[WHAT IS NEEDED]: Can you quote the entries word for word, starting with the first one and ending with the entry that contains "from-label: From: [68, 150, 117, 169]"?

[DATA TO PROCESS]:
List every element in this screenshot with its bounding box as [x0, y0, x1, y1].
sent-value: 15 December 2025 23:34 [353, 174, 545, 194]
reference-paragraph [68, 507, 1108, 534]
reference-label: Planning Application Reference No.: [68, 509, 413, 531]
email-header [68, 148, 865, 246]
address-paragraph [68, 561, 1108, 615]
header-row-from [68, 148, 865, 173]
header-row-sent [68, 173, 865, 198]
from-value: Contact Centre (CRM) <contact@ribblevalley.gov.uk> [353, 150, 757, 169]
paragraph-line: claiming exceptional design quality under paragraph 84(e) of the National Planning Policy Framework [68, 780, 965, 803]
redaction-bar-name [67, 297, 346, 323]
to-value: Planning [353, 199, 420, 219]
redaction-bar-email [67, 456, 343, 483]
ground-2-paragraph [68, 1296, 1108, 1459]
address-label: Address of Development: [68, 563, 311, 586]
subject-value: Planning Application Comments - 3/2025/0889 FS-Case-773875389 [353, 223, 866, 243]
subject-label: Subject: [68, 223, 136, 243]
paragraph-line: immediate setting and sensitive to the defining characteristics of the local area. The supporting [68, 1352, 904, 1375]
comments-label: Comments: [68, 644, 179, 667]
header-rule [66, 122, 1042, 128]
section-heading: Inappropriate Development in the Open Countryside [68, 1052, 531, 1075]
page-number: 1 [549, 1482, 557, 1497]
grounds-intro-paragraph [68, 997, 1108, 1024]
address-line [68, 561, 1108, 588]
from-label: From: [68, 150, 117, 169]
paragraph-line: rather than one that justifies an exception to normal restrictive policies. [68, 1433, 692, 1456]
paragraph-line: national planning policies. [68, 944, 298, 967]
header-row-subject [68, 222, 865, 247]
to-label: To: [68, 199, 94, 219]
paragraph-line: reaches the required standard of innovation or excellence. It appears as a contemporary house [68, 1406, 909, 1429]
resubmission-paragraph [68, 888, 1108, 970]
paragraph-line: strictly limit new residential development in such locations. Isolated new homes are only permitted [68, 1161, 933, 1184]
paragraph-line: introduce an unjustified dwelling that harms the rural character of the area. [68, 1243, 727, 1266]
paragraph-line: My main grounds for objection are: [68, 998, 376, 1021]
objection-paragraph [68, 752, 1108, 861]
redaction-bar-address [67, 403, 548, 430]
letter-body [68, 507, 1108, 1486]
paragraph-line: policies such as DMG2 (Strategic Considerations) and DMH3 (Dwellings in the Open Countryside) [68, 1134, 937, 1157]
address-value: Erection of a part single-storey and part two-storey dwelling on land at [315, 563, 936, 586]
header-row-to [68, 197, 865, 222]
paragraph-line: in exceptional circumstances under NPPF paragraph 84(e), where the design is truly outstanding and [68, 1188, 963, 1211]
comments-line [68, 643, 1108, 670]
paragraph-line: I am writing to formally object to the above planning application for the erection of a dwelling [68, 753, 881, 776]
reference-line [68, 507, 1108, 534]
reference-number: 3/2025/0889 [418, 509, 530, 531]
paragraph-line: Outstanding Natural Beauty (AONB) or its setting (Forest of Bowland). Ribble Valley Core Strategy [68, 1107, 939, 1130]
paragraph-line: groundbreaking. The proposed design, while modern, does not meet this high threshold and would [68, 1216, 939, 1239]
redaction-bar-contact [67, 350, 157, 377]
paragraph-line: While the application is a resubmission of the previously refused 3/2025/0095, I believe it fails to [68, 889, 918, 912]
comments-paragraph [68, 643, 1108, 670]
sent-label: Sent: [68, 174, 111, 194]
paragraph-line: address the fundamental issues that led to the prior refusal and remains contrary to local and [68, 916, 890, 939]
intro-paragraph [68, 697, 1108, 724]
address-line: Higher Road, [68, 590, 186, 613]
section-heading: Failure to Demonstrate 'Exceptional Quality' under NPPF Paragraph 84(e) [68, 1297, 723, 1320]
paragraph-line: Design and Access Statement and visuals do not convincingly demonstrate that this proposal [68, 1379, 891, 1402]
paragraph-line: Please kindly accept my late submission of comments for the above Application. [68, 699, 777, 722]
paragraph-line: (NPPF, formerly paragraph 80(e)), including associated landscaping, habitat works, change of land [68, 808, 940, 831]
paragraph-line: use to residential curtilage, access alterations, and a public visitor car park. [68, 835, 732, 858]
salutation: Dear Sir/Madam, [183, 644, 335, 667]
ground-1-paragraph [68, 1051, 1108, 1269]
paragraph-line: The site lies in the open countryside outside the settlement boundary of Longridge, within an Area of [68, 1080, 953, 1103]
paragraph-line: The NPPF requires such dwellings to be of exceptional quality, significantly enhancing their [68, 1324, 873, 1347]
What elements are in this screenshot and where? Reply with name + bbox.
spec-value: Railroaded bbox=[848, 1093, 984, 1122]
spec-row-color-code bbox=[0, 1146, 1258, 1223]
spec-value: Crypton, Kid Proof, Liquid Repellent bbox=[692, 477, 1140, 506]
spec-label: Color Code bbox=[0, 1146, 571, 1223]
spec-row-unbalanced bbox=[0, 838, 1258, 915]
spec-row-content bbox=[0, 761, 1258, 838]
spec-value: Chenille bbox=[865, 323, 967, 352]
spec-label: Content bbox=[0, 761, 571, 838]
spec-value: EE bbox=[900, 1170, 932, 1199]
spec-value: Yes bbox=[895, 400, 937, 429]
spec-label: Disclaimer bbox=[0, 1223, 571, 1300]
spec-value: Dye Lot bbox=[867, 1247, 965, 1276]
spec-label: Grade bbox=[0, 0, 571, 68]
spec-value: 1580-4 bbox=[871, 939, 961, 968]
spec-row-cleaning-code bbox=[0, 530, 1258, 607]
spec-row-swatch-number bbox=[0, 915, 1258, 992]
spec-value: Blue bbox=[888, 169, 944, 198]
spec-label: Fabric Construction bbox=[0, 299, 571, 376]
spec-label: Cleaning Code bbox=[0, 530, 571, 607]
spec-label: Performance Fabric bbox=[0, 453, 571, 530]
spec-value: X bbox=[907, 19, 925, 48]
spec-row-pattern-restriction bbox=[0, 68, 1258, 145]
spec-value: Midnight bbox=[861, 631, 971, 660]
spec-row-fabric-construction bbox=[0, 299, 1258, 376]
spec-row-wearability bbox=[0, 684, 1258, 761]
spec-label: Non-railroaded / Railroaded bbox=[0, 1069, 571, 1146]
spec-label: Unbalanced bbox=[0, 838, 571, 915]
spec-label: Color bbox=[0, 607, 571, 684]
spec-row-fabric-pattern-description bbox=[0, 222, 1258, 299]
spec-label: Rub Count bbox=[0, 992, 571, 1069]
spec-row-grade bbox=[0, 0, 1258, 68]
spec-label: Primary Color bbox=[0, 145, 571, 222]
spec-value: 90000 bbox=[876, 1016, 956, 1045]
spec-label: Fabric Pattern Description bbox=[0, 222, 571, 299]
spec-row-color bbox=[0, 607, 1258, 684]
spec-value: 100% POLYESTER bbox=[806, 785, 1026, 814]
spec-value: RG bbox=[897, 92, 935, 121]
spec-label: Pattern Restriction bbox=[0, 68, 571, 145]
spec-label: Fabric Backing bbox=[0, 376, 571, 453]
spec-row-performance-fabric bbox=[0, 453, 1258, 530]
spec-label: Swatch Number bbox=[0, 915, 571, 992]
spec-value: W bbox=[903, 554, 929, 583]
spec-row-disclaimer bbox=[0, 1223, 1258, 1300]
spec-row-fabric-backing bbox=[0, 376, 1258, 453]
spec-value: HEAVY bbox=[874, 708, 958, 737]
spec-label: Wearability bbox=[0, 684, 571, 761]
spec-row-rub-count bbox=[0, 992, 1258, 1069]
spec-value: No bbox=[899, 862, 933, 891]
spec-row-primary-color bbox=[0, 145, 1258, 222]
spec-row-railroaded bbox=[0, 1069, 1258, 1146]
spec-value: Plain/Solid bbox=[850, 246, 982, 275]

[WRITTEN SOLUTION]:
List every element in this screenshot with its bounding box as [x0, y0, x1, y1].
sent-value: 15 December 2025 23:34 [353, 174, 545, 194]
reference-paragraph [68, 507, 1108, 534]
reference-label: Planning Application Reference No.: [68, 509, 413, 531]
email-header [68, 148, 865, 246]
address-paragraph [68, 561, 1108, 615]
header-row-from [68, 148, 865, 173]
header-row-sent [68, 173, 865, 198]
from-value: Contact Centre (CRM) <contact@ribblevalley.gov.uk> [353, 150, 757, 169]
paragraph-line: claiming exceptional design quality under paragraph 84(e) of the National Planning Policy Framework [68, 780, 965, 803]
redaction-bar-name [67, 297, 346, 323]
to-value: Planning [353, 199, 420, 219]
redaction-bar-email [67, 456, 343, 483]
ground-2-paragraph [68, 1296, 1108, 1459]
address-label: Address of Development: [68, 563, 311, 586]
subject-value: Planning Application Comments - 3/2025/0889 FS-Case-773875389 [353, 223, 866, 243]
subject-label: Subject: [68, 223, 136, 243]
paragraph-line: immediate setting and sensitive to the defining characteristics of the local area. The supporting [68, 1352, 904, 1375]
comments-label: Comments: [68, 644, 179, 667]
header-rule [66, 122, 1042, 128]
section-heading: Inappropriate Development in the Open Countryside [68, 1052, 531, 1075]
page-number: 1 [549, 1482, 557, 1497]
grounds-intro-paragraph [68, 997, 1108, 1024]
address-line [68, 561, 1108, 588]
from-label: From: [68, 150, 117, 169]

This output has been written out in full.